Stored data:
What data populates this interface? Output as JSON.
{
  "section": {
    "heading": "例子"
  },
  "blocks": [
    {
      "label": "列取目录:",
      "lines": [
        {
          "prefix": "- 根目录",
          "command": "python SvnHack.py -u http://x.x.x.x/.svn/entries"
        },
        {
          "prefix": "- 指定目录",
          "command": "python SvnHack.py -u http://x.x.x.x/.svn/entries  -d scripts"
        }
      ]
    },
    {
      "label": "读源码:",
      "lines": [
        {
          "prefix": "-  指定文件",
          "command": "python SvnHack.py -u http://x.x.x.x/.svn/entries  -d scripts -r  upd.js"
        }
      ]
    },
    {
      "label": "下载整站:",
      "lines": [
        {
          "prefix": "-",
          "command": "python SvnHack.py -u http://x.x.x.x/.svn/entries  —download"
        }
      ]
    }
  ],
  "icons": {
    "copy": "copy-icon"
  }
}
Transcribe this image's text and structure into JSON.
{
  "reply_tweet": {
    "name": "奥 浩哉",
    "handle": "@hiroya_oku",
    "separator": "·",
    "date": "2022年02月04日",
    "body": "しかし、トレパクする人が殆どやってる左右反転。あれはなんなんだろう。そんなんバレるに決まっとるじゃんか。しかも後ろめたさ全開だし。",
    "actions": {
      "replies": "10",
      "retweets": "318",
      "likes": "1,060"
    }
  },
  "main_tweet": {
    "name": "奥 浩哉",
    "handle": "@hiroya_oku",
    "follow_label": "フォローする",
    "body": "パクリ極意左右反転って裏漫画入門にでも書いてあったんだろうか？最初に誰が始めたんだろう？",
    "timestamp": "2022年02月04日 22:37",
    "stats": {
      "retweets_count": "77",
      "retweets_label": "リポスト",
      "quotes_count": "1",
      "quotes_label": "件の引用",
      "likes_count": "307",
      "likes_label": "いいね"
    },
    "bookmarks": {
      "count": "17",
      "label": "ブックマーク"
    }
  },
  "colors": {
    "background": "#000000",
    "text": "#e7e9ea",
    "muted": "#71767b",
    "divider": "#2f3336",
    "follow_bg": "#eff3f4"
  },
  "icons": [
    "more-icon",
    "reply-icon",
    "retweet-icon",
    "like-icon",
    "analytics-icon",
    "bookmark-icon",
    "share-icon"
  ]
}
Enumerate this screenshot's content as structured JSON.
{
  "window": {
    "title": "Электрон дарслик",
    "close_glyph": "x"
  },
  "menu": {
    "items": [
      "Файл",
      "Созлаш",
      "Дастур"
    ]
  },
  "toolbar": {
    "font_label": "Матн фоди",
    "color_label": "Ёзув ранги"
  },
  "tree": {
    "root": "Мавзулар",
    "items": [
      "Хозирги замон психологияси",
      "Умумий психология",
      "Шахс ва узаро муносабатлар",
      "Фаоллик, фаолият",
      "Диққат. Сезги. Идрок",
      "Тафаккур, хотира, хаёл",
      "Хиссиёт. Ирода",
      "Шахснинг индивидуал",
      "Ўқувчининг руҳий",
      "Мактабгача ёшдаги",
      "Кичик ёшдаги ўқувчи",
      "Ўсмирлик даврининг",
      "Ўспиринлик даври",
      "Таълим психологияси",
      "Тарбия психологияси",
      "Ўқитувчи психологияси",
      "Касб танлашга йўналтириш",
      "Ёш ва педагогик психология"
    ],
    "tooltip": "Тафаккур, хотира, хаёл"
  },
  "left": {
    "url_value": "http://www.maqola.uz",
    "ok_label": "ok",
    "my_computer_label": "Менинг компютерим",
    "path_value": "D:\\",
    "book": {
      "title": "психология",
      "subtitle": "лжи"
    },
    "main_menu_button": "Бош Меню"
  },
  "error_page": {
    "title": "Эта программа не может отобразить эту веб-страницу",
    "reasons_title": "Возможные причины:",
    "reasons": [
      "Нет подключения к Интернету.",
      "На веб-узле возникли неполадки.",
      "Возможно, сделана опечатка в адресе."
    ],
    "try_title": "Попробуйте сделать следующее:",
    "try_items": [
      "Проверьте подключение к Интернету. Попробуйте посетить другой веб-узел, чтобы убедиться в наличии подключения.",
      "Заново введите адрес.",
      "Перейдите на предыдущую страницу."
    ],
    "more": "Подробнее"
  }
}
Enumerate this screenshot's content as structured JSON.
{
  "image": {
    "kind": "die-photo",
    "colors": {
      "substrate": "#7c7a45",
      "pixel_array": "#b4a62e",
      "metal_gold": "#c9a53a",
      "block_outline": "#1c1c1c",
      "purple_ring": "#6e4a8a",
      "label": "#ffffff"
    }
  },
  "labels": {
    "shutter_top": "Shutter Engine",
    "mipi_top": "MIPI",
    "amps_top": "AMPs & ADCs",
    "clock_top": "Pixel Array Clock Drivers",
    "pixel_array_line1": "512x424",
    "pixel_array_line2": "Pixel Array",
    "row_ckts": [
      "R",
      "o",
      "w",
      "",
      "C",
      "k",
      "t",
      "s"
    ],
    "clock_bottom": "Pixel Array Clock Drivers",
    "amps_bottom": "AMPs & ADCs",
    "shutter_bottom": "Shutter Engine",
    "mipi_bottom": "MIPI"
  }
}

* _EXERCISE PROMPT_: Output the listing above without altering a single character.

* _WRITTEN REPLY_:
What data populates this interface? Output as JSON.
{
  "section": {
    "heading": "例子"
  },
  "blocks": [
    {
      "label": "列取目录:",
      "lines": [
        {
          "prefix": "- 根目录",
          "command": "python SvnHack.py -u http://x.x.x.x/.svn/entries"
        },
        {
          "prefix": "- 指定目录",
          "command": "python SvnHack.py -u http://x.x.x.x/.svn/entries  -d scripts"
        }
      ]
    },
    {
      "label": "读源码:",
      "lines": [
        {
          "prefix": "-  指定文件",
          "command": "python SvnHack.py -u http://x.x.x.x/.svn/entries  -d scripts -r  upd.js"
        }
      ]
    },
    {
      "label": "下载整站:",
      "lines": [
        {
          "prefix": "-",
          "command": "python SvnHack.py -u http://x.x.x.x/.svn/entries  —download"
        }
      ]
    }
  ],
  "icons": {
    "copy": "copy-icon"
  }
}
Transcribe this image's text and structure into JSON.
{
  "reply_tweet": {
    "name": "奥 浩哉",
    "handle": "@hiroya_oku",
    "separator": "·",
    "date": "2022年02月04日",
    "body": "しかし、トレパクする人が殆どやってる左右反転。あれはなんなんだろう。そんなんバレるに決まっとるじゃんか。しかも後ろめたさ全開だし。",
    "actions": {
      "replies": "10",
      "retweets": "318",
      "likes": "1,060"
    }
  },
  "main_tweet": {
    "name": "奥 浩哉",
    "handle": "@hiroya_oku",
    "follow_label": "フォローする",
    "body": "パクリ極意左右反転って裏漫画入門にでも書いてあったんだろうか？最初に誰が始めたんだろう？",
    "timestamp": "2022年02月04日 22:37",
    "stats": {
      "retweets_count": "77",
      "retweets_label": "リポスト",
      "quotes_count": "1",
      "quotes_label": "件の引用",
      "likes_count": "307",
      "likes_label": "いいね"
    },
    "bookmarks": {
      "count": "17",
      "label": "ブックマーク"
    }
  },
  "colors": {
    "background": "#000000",
    "text": "#e7e9ea",
    "muted": "#71767b",
    "divider": "#2f3336",
    "follow_bg": "#eff3f4"
  },
  "icons": [
    "more-icon",
    "reply-icon",
    "retweet-icon",
    "like-icon",
    "analytics-icon",
    "bookmark-icon",
    "share-icon"
  ]
}
Enumerate this screenshot's content as structured JSON.
{
  "window": {
    "title": "Электрон дарслик",
    "close_glyph": "x"
  },
  "menu": {
    "items": [
      "Файл",
      "Созлаш",
      "Дастур"
    ]
  },
  "toolbar": {
    "font_label": "Матн фоди",
    "color_label": "Ёзув ранги"
  },
  "tree": {
    "root": "Мавзулар",
    "items": [
      "Хозирги замон психологияси",
      "Умумий психология",
      "Шахс ва узаро муносабатлар",
      "Фаоллик, фаолият",
      "Диққат. Сезги. Идрок",
      "Тафаккур, хотира, хаёл",
      "Хиссиёт. Ирода",
      "Шахснинг индивидуал",
      "Ўқувчининг руҳий",
      "Мактабгача ёшдаги",
      "Кичик ёшдаги ўқувчи",
      "Ўсмирлик даврининг",
      "Ўспиринлик даври",
      "Таълим психологияси",
      "Тарбия психологияси",
      "Ўқитувчи психологияси",
      "Касб танлашга йўналтириш",
      "Ёш ва педагогик психология"
    ],
    "tooltip": "Тафаккур, хотира, хаёл"
  },
  "left": {
    "url_value": "http://www.maqola.uz",
    "ok_label": "ok",
    "my_computer_label": "Менинг компютерим",
    "path_value": "D:\\",
    "book": {
      "title": "психология",
      "subtitle": "лжи"
    },
    "main_menu_button": "Бош Меню"
  },
  "error_page": {
    "title": "Эта программа не может отобразить эту веб-страницу",
    "reasons_title": "Возможные причины:",
    "reasons": [
      "Нет подключения к Интернету.",
      "На веб-узле возникли неполадки.",
      "Возможно, сделана опечатка в адресе."
    ],
    "try_title": "Попробуйте сделать следующее:",
    "try_items": [
      "Проверьте подключение к Интернету. Попробуйте посетить другой веб-узел, чтобы убедиться в наличии подключения.",
      "Заново введите адрес.",
      "Перейдите на предыдущую страницу."
    ],
    "more": "Подробнее"
  }
}
Enumerate this screenshot's content as structured JSON.
{
  "image": {
    "kind": "die-photo",
    "colors": {
      "substrate": "#7c7a45",
      "pixel_array": "#b4a62e",
      "metal_gold": "#c9a53a",
      "block_outline": "#1c1c1c",
      "purple_ring": "#6e4a8a",
      "label": "#ffffff"
    }
  },
  "labels": {
    "shutter_top": "Shutter Engine",
    "mipi_top": "MIPI",
    "amps_top": "AMPs & ADCs",
    "clock_top": "Pixel Array Clock Drivers",
    "pixel_array_line1": "512x424",
    "pixel_array_line2": "Pixel Array",
    "row_ckts": [
      "R",
      "o",
      "w",
      "",
      "C",
      "k",
      "t",
      "s"
    ],
    "clock_bottom": "Pixel Array Clock Drivers",
    "amps_bottom": "AMPs & ADCs",
    "shutter_bottom": "Shutter Engine",
    "mipi_bottom": "MIPI"
  }
}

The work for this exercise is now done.